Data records
+===+
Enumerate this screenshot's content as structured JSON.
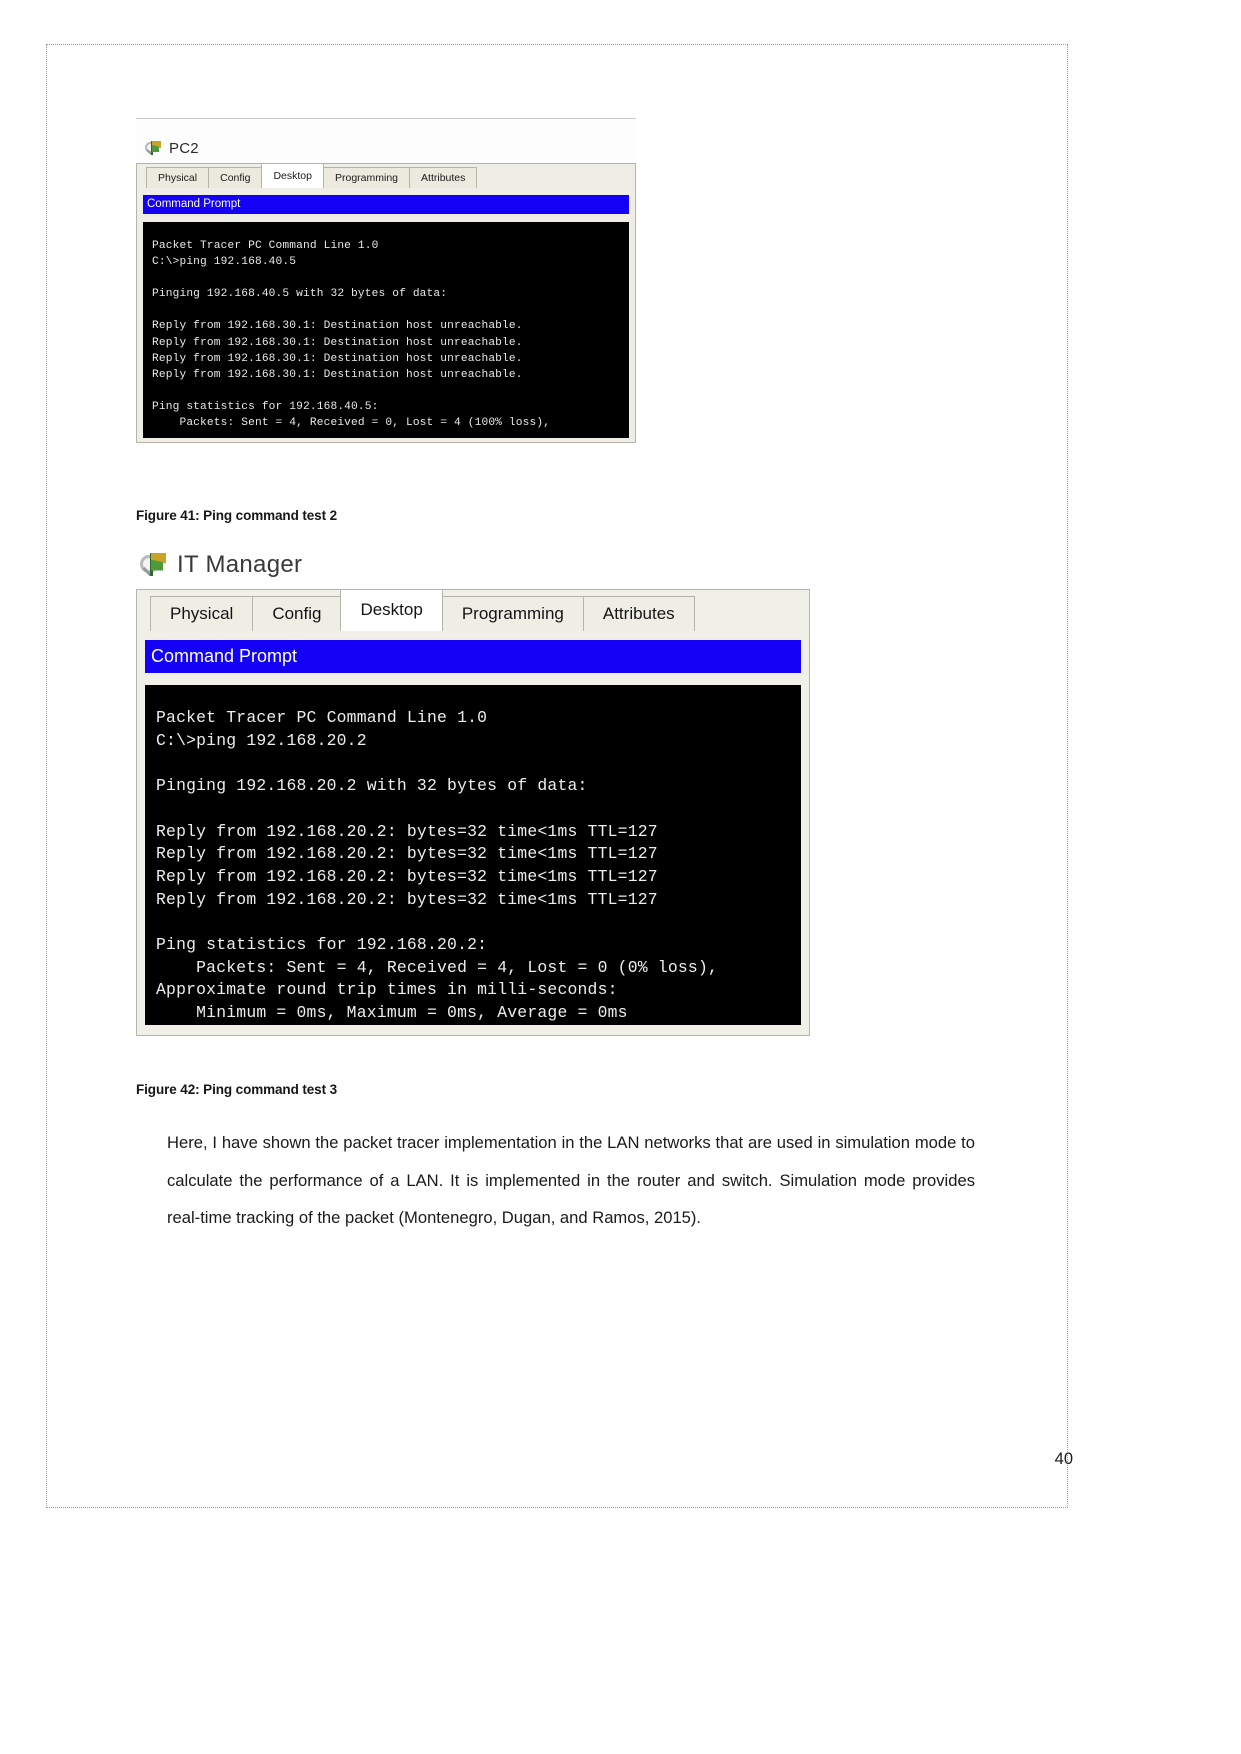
{
  "document": {
    "page_number": "40"
  },
  "figure_41": {
    "device_name": "PC2",
    "tabs": [
      {
        "label": "Physical",
        "active": false
      },
      {
        "label": "Config",
        "active": false
      },
      {
        "label": "Desktop",
        "active": true
      },
      {
        "label": "Programming",
        "active": false
      },
      {
        "label": "Attributes",
        "active": false
      }
    ],
    "window_title": "Command Prompt",
    "terminal_text": "Packet Tracer PC Command Line 1.0\nC:\\>ping 192.168.40.5\n\nPinging 192.168.40.5 with 32 bytes of data:\n\nReply from 192.168.30.1: Destination host unreachable.\nReply from 192.168.30.1: Destination host unreachable.\nReply from 192.168.30.1: Destination host unreachable.\nReply from 192.168.30.1: Destination host unreachable.\n\nPing statistics for 192.168.40.5:\n    Packets: Sent = 4, Received = 0, Lost = 4 (100% loss),",
    "caption": "Figure 41: Ping command test 2"
  },
  "figure_42": {
    "device_name": "IT Manager",
    "tabs": [
      {
        "label": "Physical",
        "active": false
      },
      {
        "label": "Config",
        "active": false
      },
      {
        "label": "Desktop",
        "active": true
      },
      {
        "label": "Programming",
        "active": false
      },
      {
        "label": "Attributes",
        "active": false
      }
    ],
    "window_title": "Command Prompt",
    "terminal_text": "Packet Tracer PC Command Line 1.0\nC:\\>ping 192.168.20.2\n\nPinging 192.168.20.2 with 32 bytes of data:\n\nReply from 192.168.20.2: bytes=32 time<1ms TTL=127\nReply from 192.168.20.2: bytes=32 time<1ms TTL=127\nReply from 192.168.20.2: bytes=32 time<1ms TTL=127\nReply from 192.168.20.2: bytes=32 time<1ms TTL=127\n\nPing statistics for 192.168.20.2:\n    Packets: Sent = 4, Received = 4, Lost = 0 (0% loss),\nApproximate round trip times in milli-seconds:\n    Minimum = 0ms, Maximum = 0ms, Average = 0ms",
    "caption": "Figure 42: Ping command test 3"
  },
  "body": {
    "paragraph": "Here, I have shown the packet tracer implementation in the LAN networks that are used in simulation mode to calculate the performance of a LAN. It is implemented in the router and switch. Simulation mode provides real-time tracking of the packet (Montenegro, Dugan, and Ramos, 2015)."
  },
  "colors": {
    "title_bar_blue": "#1300f5",
    "terminal_bg": "#000000",
    "panel_bg": "#efeee6"
  }
}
+===+
All entries are to be retyped exactly. Omit any embedded images.

COMPLETED EXERCISE:
Enumerate this screenshot's content as structured JSON.
{
  "document": {
    "page_number": "40"
  },
  "figure_41": {
    "device_name": "PC2",
    "tabs": [
      {
        "label": "Physical",
        "active": false
      },
      {
        "label": "Config",
        "active": false
      },
      {
        "label": "Desktop",
        "active": true
      },
      {
        "label": "Programming",
        "active": false
      },
      {
        "label": "Attributes",
        "active": false
      }
    ],
    "window_title": "Command Prompt",
    "terminal_text": "Packet Tracer PC Command Line 1.0\nC:\\>ping 192.168.40.5\n\nPinging 192.168.40.5 with 32 bytes of data:\n\nReply from 192.168.30.1: Destination host unreachable.\nReply from 192.168.30.1: Destination host unreachable.\nReply from 192.168.30.1: Destination host unreachable.\nReply from 192.168.30.1: Destination host unreachable.\n\nPing statistics for 192.168.40.5:\n    Packets: Sent = 4, Received = 0, Lost = 4 (100% loss),",
    "caption": "Figure 41: Ping command test 2"
  },
  "figure_42": {
    "device_name": "IT Manager",
    "tabs": [
      {
        "label": "Physical",
        "active": false
      },
      {
        "label": "Config",
        "active": false
      },
      {
        "label": "Desktop",
        "active": true
      },
      {
        "label": "Programming",
        "active": false
      },
      {
        "label": "Attributes",
        "active": false
      }
    ],
    "window_title": "Command Prompt",
    "terminal_text": "Packet Tracer PC Command Line 1.0\nC:\\>ping 192.168.20.2\n\nPinging 192.168.20.2 with 32 bytes of data:\n\nReply from 192.168.20.2: bytes=32 time<1ms TTL=127\nReply from 192.168.20.2: bytes=32 time<1ms TTL=127\nReply from 192.168.20.2: bytes=32 time<1ms TTL=127\nReply from 192.168.20.2: bytes=32 time<1ms TTL=127\n\nPing statistics for 192.168.20.2:\n    Packets: Sent = 4, Received = 4, Lost = 0 (0% loss),\nApproximate round trip times in milli-seconds:\n    Minimum = 0ms, Maximum = 0ms, Average = 0ms",
    "caption": "Figure 42: Ping command test 3"
  },
  "body": {
    "paragraph": "Here, I have shown the packet tracer implementation in the LAN networks that are used in simulation mode to calculate the performance of a LAN. It is implemented in the router and switch. Simulation mode provides real-time tracking of the packet (Montenegro, Dugan, and Ramos, 2015)."
  },
  "colors": {
    "title_bar_blue": "#1300f5",
    "terminal_bg": "#000000",
    "panel_bg": "#efeee6"
  }
}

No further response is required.